> _Dataset extract_:
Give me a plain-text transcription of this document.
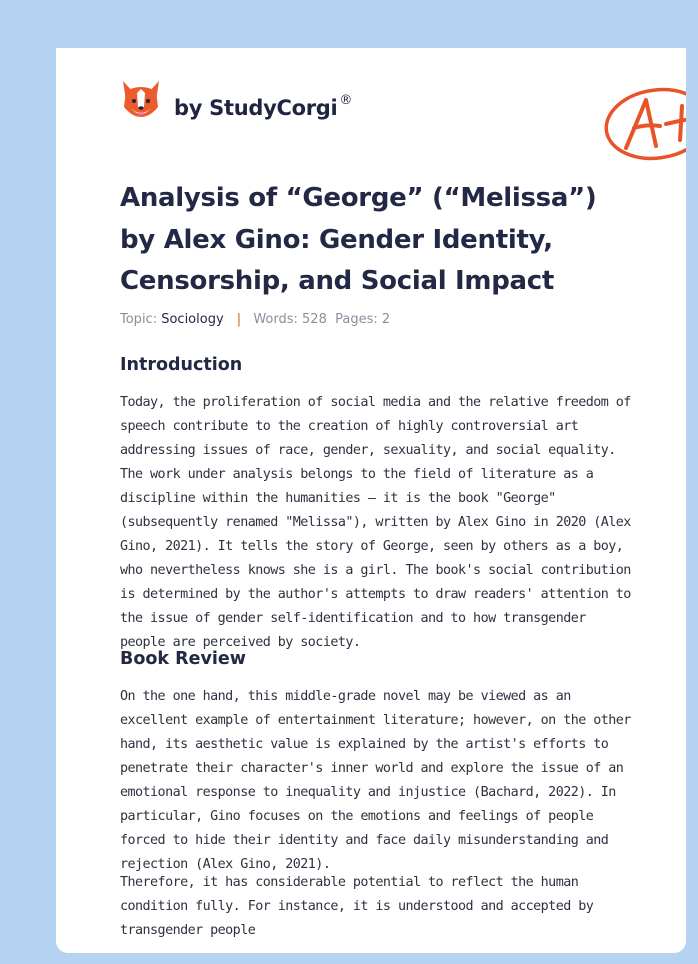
by StudyCorgi ®
Analysis of “George” (“Melissa”) by Alex Gino: Gender Identity, Censorship, and Social Impact
Topic: Sociology | Words: 528 Pages: 2
Introduction

Today, the proliferation of social media and the relative freedom of speech contribute to the creation of highly controversial art addressing issues of race, gender, sexuality, and social equality. The work under analysis belongs to the field of literature as a discipline within the humanities – it is the book "George" (subsequently renamed "Melissa"), written by Alex Gino in 2020 (Alex Gino, 2021). It tells the story of George, seen by others as a boy, who nevertheless knows she is a girl. The book's social contribution is determined by the author's attempts to draw readers' attention to the issue of gender self-identification and to how transgender people are perceived by society.

Book Review

On the one hand, this middle-grade novel may be viewed as an excellent example of entertainment literature; however, on the other hand, its aesthetic value is explained by the artist's efforts to penetrate their character's inner world and explore the issue of an emotional response to inequality and injustice (Bachard, 2022). In particular, Gino focuses on the emotions and feelings of people forced to hide their identity and face daily misunderstanding and rejection (Alex Gino, 2021).

Therefore, it has considerable potential to reflect the human condition fully. For instance, it is understood and accepted by transgender people
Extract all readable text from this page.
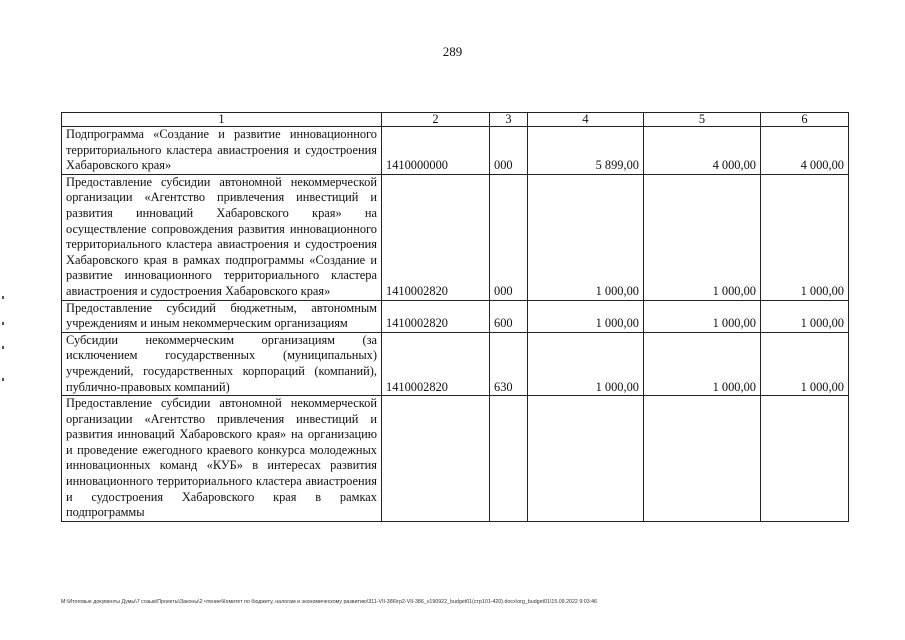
289
1	2	3	4	5	6
Подпрограмма «Создание и развитие инновационного территориального кластера авиастроения и судостроения Хабаровского края»	1410000000	000	5 899,00	4 000,00	4 000,00
Предоставление субсидии автономной некоммерческой организации «Агентство привлечения инвестиций и развития инноваций Хабаровского края» на осуществление сопровождения развития инновационного территориального кластера авиастроения и судостроения Хабаровского края в рамках подпрограммы «Создание и развитие инновационного территориального кластера авиастроения и судостроения Хабаровского края»	1410002820	000	1 000,00	1 000,00	1 000,00
Предоставление субсидий бюджетным, автономным учреждениям и иным некоммерческим организациям	1410002820	600	1 000,00	1 000,00	1 000,00
Субсидии некоммерческим организациям (за исключением государственных (муниципальных) учреждений, государственных корпораций (компаний), публично-правовых компаний)	1410002820	630	1 000,00	1 000,00	1 000,00
Предоставление субсидии автономной некоммерческой организации «Агентство привлечения инвестиций и развития инноваций Хабаровского края» на организацию и проведение ежегодного краевого конкурса молодежных инновационных команд «КУБ» в интересах развития инновационного территориального кластера авиастроения и судостроения Хабаровского края в рамках подпрограммы					
M:\Итоговые документы Думы\7 созыв\Проекты\Законы\2 чтение\Комитет по бюджету, налогам и экономическому развитию\311-VII-386\гр2-VII-386_v190922_budget01(стр101-420).docx\org_budget01\15.09.2022 9:03:46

> _Your goal_: Exactly the lines from the line with "Extract all readable text from this page." through the last line of the listing, both included, should be extracted, and the pictures left behind.

> _Correct response_:
Extract all readable text from this page.
289
1	2	3	4	5	6
Подпрограмма «Создание и развитие инновационного территориального кластера авиастроения и судостроения Хабаровского края»	1410000000	000	5 899,00	4 000,00	4 000,00
Предоставление субсидии автономной некоммерческой организации «Агентство привлечения инвестиций и развития инноваций Хабаровского края» на осуществление сопровождения развития инновационного территориального кластера авиастроения и судостроения Хабаровского края в рамках подпрограммы «Создание и развитие инновационного территориального кластера авиастроения и судостроения Хабаровского края»	1410002820	000	1 000,00	1 000,00	1 000,00
Предоставление субсидий бюджетным, автономным учреждениям и иным некоммерческим организациям	1410002820	600	1 000,00	1 000,00	1 000,00
Субсидии некоммерческим организациям (за исключением государственных (муниципальных) учреждений, государственных корпораций (компаний), публично-правовых компаний)	1410002820	630	1 000,00	1 000,00	1 000,00
Предоставление субсидии автономной некоммерческой организации «Агентство привлечения инвестиций и развития инноваций Хабаровского края» на организацию и проведение ежегодного краевого конкурса молодежных инновационных команд «КУБ» в интересах развития инновационного территориального кластера авиастроения и судостроения Хабаровского края в рамках подпрограммы					
M:\Итоговые документы Думы\7 созыв\Проекты\Законы\2 чтение\Комитет по бюджету, налогам и экономическому развитию\311-VII-386\гр2-VII-386_v190922_budget01(стр101-420).docx\org_budget01\15.09.2022 9:03:46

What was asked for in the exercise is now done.